§ **PROBLEM STATEMENT**
Copy all lines below exactly as written. Leave pictures out.

§ **RECORDS PROVIDED**
══════

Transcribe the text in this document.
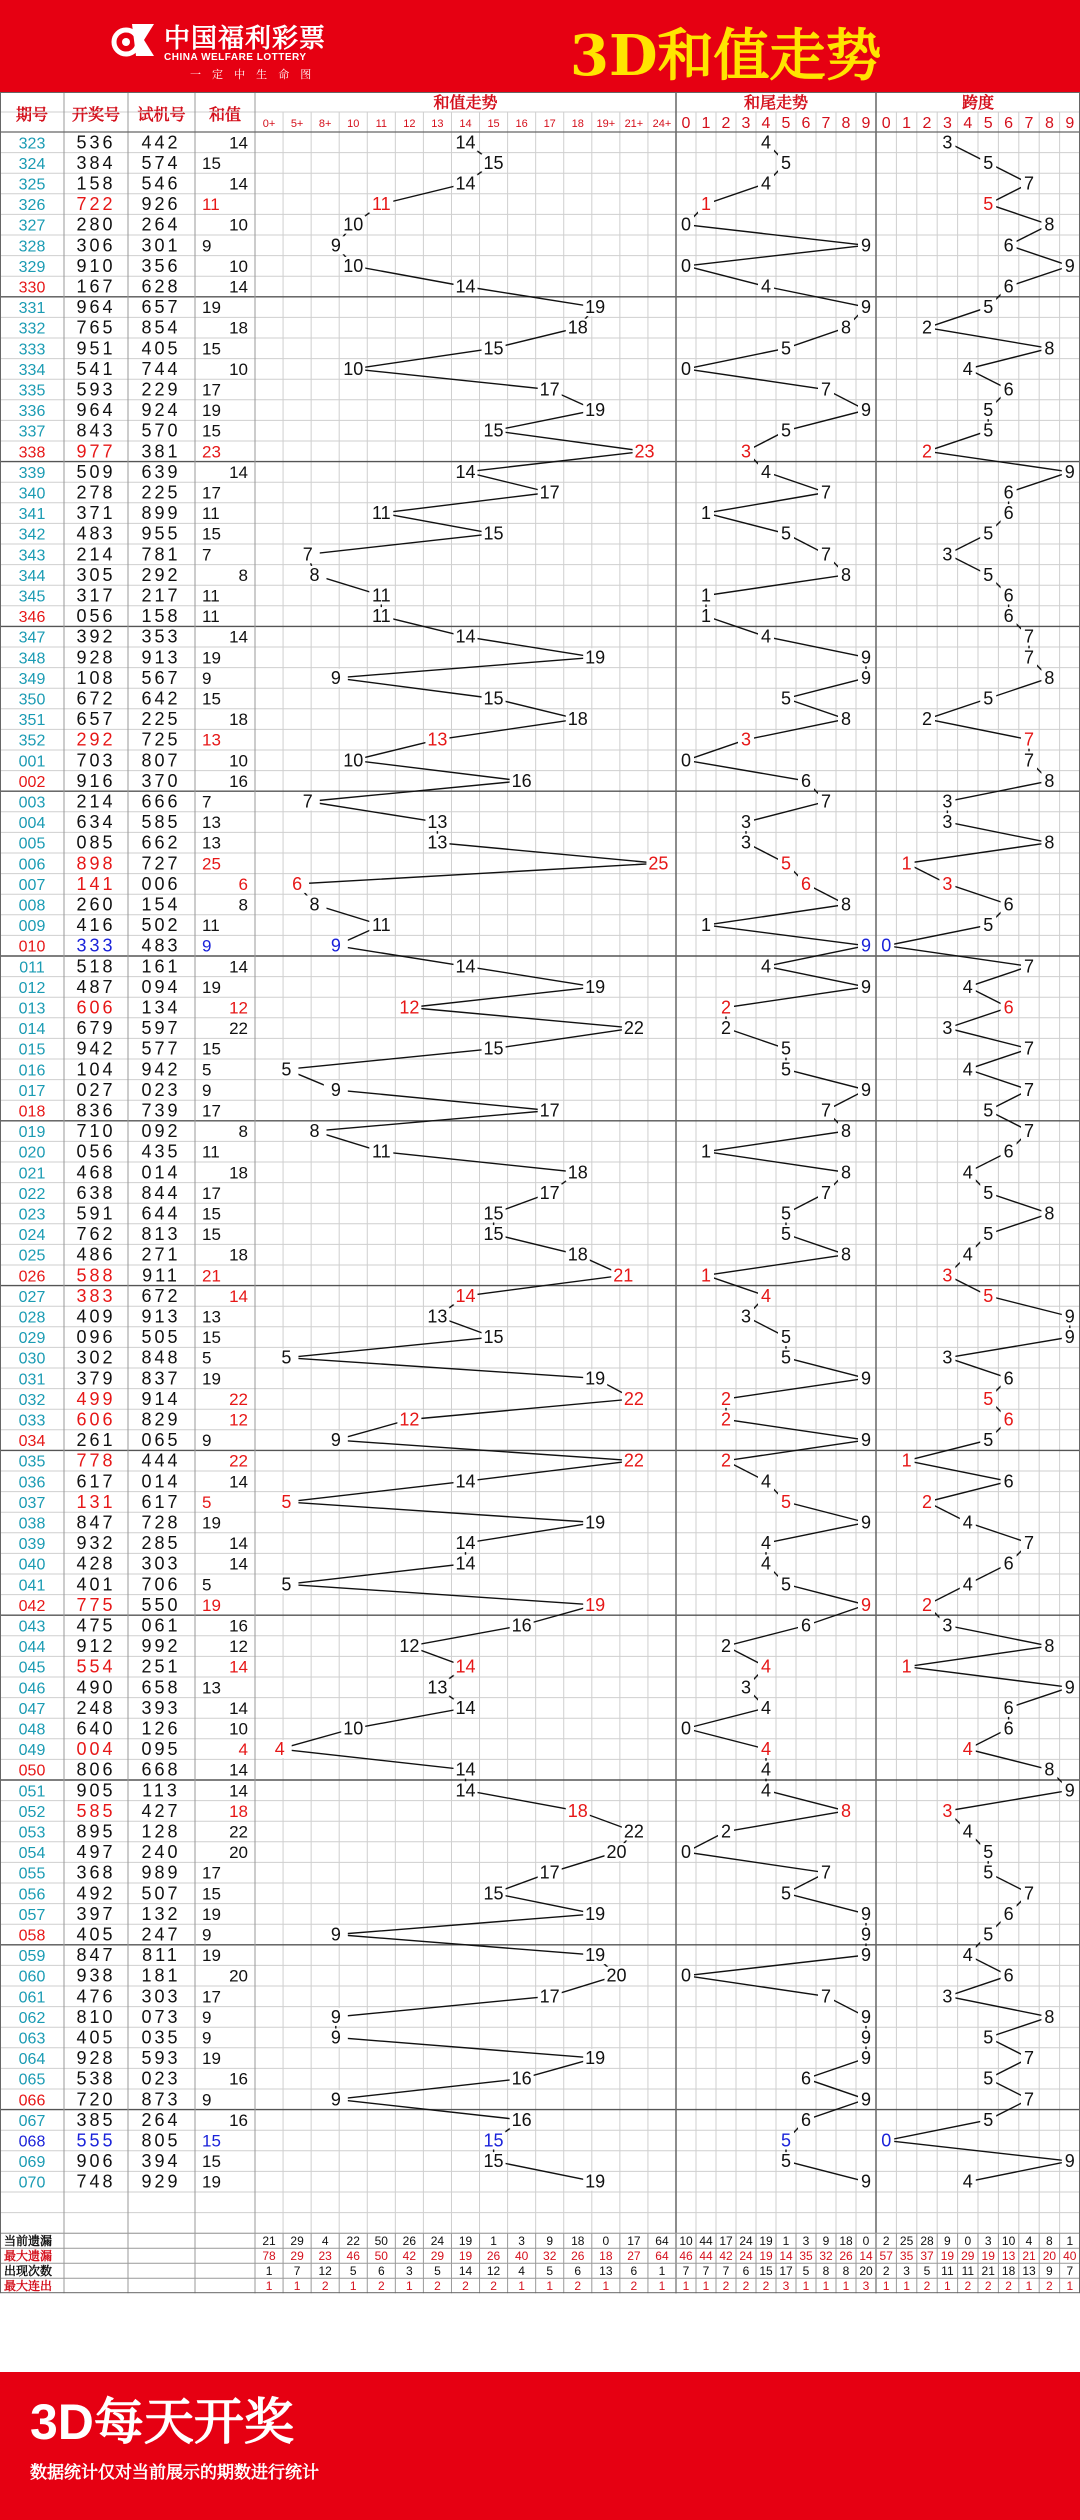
中国福利彩票
CHINA WELFARE LOTTERY
一 定 中 生 命 图	3D和值走势
期号 开奖号 试机号 和值
和值走势	和尾走势	跨度
0+ 5+ 8+ 10 11 12 13 14 15 16 17 18 19+ 21+ 24+ 0 1 2 3 4 5 6 7 8 9 0 1 2 3 4 5 6 7 8 9
323 536 442	14	14	4	3
324 384 574 15	15	5	5
325 158 546	14	14	4	7
326 722 926 11	11	1	5
327 280 264	10	10	0	8
328 306 301 9	9	9	6
329 910 356	10	10	0	9
330 167 628	14	14	4	6
331 964 657 19	19	9	5
332 765 854	18	18	8	2
333 951 405 15	15	5	8
334 541 744	10	10	0	4
335 593 229 17	17	7	6
336 964 924 19	19	9	5
337 843 570 15	15	5	5
338 977 381 23	23	3	2
339 509 639	14	14	4	9
340 278 225 17	17	7	6
341 371 899 11	11	1	6
342 483 955 15	15	5	5
343 214 781 7	7	7	3
344 305 292	8	8	8	5
345 317 217 11	11	1	6
346 056 158 11	11	1	6
347 392 353	14	14	4	7
348 928 913 19	19	9	7
349 108 567 9	9	9	8
350 672 642 15	15	5	5
351 657 225	18	18	8	2
352 292 725 13	13	3	7
001 703 807	10	10	0	7
002 916 370	16	16	6	8
003 214 666 7	7	7	3
004 634 585 13	13	3	3
005 085 662 13	13	3	8
006 898 727 25	25	5	1
007 141 006	6 6	6	3
008 260 154	8	8	8	6
009 416 502 11	11	1	5
010 333 483 9	9	9 0
011 518 161	14	14	4	7
012 487 094 19	19	9	4
013 606 134	12	12	2	6
014 679 597	22	22	2	3
015 942 577 15	15	5	7
016 104 942 5	5	5	4
017 027 023 9	9	9	7
018 836 739 17	17	7	5
019 710 092	8	8	8	7
020 056 435 11	11	1	6
021 468 014	18	18	8	4
022 638 844 17	17	7	5
023 591 644 15	15	5	8
024 762 813 15	15	5	5
025 486 271	18	18	8	4
026 588 911 21	21	1	3
027 383 672	14	14	4	5
028 409 913 13	13	3	9
029 096 505 15	15	5	9
030 302 848 5	5	5	3
031 379 837 19	19	9	6
032 499 914	22	22	2	5
033 606 829	12	12	2	6
034 261 065 9	9	9	5
035 778 444	22	22	2	1
036 617 014	14	14	4	6
037 131 617 5	5	5	2
038 847 728 19	19	9	4
039 932 285	14	14	4	7
040 428 303	14	14	4	6
041 401 706 5	5	5	4
042 775 550 19	19	9	2
043 475 061	16	16	6	3
044 912 992	12	12	2	8
045 554 251	14	14	4	1
046 490 658 13	13	3	9
047 248 393	14	14	4	6
048 640 126	10	10	0	6
049 004 095	4 4	4	4
050 806 668	14	14	4	8
051 905 113	14	14	4	9
052 585 427	18	18	8	3
053 895 128	22	22	2	4
054 497 240	20	20	0	5
055 368 989 17	17	7	5
056 492 507 15	15	5	7
057 397 132 19	19	9	6
058 405 247 9	9	9	5
059 847 811 19	19	9	4
060 938 181	20	20	0	6
061 476 303 17	17	7	3
062 810 073 9	9	9	8
063 405 035 9	9	9	5
064 928 593 19	19	9	7
065 538 023	16	16	6	5
066 720 873 9	9	9	7
067 385 264	16	16	6	5
068 555 805 15	15	5	0
069 906 394 15	15	5	9
070 748 929 19	19	9	4
当前遗漏	21 29 4 22 50 26 24 19 1 3 9 18 0 17 64 10 44 17 24 19 1 3 9 18 0 2 25 28 9 0 3 10 4 8 1
最大遗漏	78 29 23 46 50 42 29 19 26 40 32 26 18 27 64 46 44 42 24 19 14 35 32 26 14 57 35 37 19 29 19 13 21 20 40
出现次数	1 7 12 5 6 3 5 14 12 4 5 6 13 6 1 7 7 7 6 15 17 5 8 8 20 2 3 5 11 11 21 18 13 9 7
最大连出	1 1 2 1 2 1 2 2 2 1 1 2 1 2 1 1 1 2 2 2 3 1 1 1 3 1 1 2 1 2 2 2 1 2 1
3D每天开奖
数据统计仅对当前展示的期数进行统计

══════

§ **EXERCISE OUTPUT**
Transcribe the text in this document.
中国福利彩票
CHINA WELFARE LOTTERY
一 定 中 生 命 图	3D和值走势
期号 开奖号 试机号 和值
和值走势	和尾走势	跨度
0+ 5+ 8+ 10 11 12 13 14 15 16 17 18 19+ 21+ 24+ 0 1 2 3 4 5 6 7 8 9 0 1 2 3 4 5 6 7 8 9
323 536 442	14	14	4	3
324 384 574 15	15	5	5
325 158 546	14	14	4	7
326 722 926 11	11	1	5
327 280 264	10	10	0	8
328 306 301 9	9	9	6
329 910 356	10	10	0	9
330 167 628	14	14	4	6
331 964 657 19	19	9	5
332 765 854	18	18	8	2
333 951 405 15	15	5	8
334 541 744	10	10	0	4
335 593 229 17	17	7	6
336 964 924 19	19	9	5
337 843 570 15	15	5	5
338 977 381 23	23	3	2
339 509 639	14	14	4	9
340 278 225 17	17	7	6
341 371 899 11	11	1	6
342 483 955 15	15	5	5
343 214 781 7	7	7	3
344 305 292	8	8	8	5
345 317 217 11	11	1	6
346 056 158 11	11	1	6
347 392 353	14	14	4	7
348 928 913 19	19	9	7
349 108 567 9	9	9	8
350 672 642 15	15	5	5
351 657 225	18	18	8	2
352 292 725 13	13	3	7
001 703 807	10	10	0	7
002 916 370	16	16	6	8
003 214 666 7	7	7	3
004 634 585 13	13	3	3
005 085 662 13	13	3	8
006 898 727 25	25	5	1
007 141 006	6 6	6	3
008 260 154	8	8	8	6
009 416 502 11	11	1	5
010 333 483 9	9	9 0
011 518 161	14	14	4	7
012 487 094 19	19	9	4
013 606 134	12	12	2	6
014 679 597	22	22	2	3
015 942 577 15	15	5	7
016 104 942 5	5	5	4
017 027 023 9	9	9	7
018 836 739 17	17	7	5
019 710 092	8	8	8	7
020 056 435 11	11	1	6
021 468 014	18	18	8	4
022 638 844 17	17	7	5
023 591 644 15	15	5	8
024 762 813 15	15	5	5
025 486 271	18	18	8	4
026 588 911 21	21	1	3
027 383 672	14	14	4	5
028 409 913 13	13	3	9
029 096 505 15	15	5	9
030 302 848 5	5	5	3
031 379 837 19	19	9	6
032 499 914	22	22	2	5
033 606 829	12	12	2	6
034 261 065 9	9	9	5
035 778 444	22	22	2	1
036 617 014	14	14	4	6
037 131 617 5	5	5	2
038 847 728 19	19	9	4
039 932 285	14	14	4	7
040 428 303	14	14	4	6
041 401 706 5	5	5	4
042 775 550 19	19	9	2
043 475 061	16	16	6	3
044 912 992	12	12	2	8
045 554 251	14	14	4	1
046 490 658 13	13	3	9
047 248 393	14	14	4	6
048 640 126	10	10	0	6
049 004 095	4 4	4	4
050 806 668	14	14	4	8
051 905 113	14	14	4	9
052 585 427	18	18	8	3
053 895 128	22	22	2	4
054 497 240	20	20	0	5
055 368 989 17	17	7	5
056 492 507 15	15	5	7
057 397 132 19	19	9	6
058 405 247 9	9	9	5
059 847 811 19	19	9	4
060 938 181	20	20	0	6
061 476 303 17	17	7	3
062 810 073 9	9	9	8
063 405 035 9	9	9	5
064 928 593 19	19	9	7
065 538 023	16	16	6	5
066 720 873 9	9	9	7
067 385 264	16	16	6	5
068 555 805 15	15	5	0
069 906 394 15	15	5	9
070 748 929 19	19	9	4
当前遗漏	21 29 4 22 50 26 24 19 1 3 9 18 0 17 64 10 44 17 24 19 1 3 9 18 0 2 25 28 9 0 3 10 4 8 1
最大遗漏	78 29 23 46 50 42 29 19 26 40 32 26 18 27 64 46 44 42 24 19 14 35 32 26 14 57 35 37 19 29 19 13 21 20 40
出现次数	1 7 12 5 6 3 5 14 12 4 5 6 13 6 1 7 7 7 6 15 17 5 8 8 20 2 3 5 11 11 21 18 13 9 7
最大连出	1 1 2 1 2 1 2 2 2 1 1 2 1 2 1 1 1 2 2 2 3 1 1 1 3 1 1 2 1 2 2 2 1 2 1
3D每天开奖
数据统计仅对当前展示的期数进行统计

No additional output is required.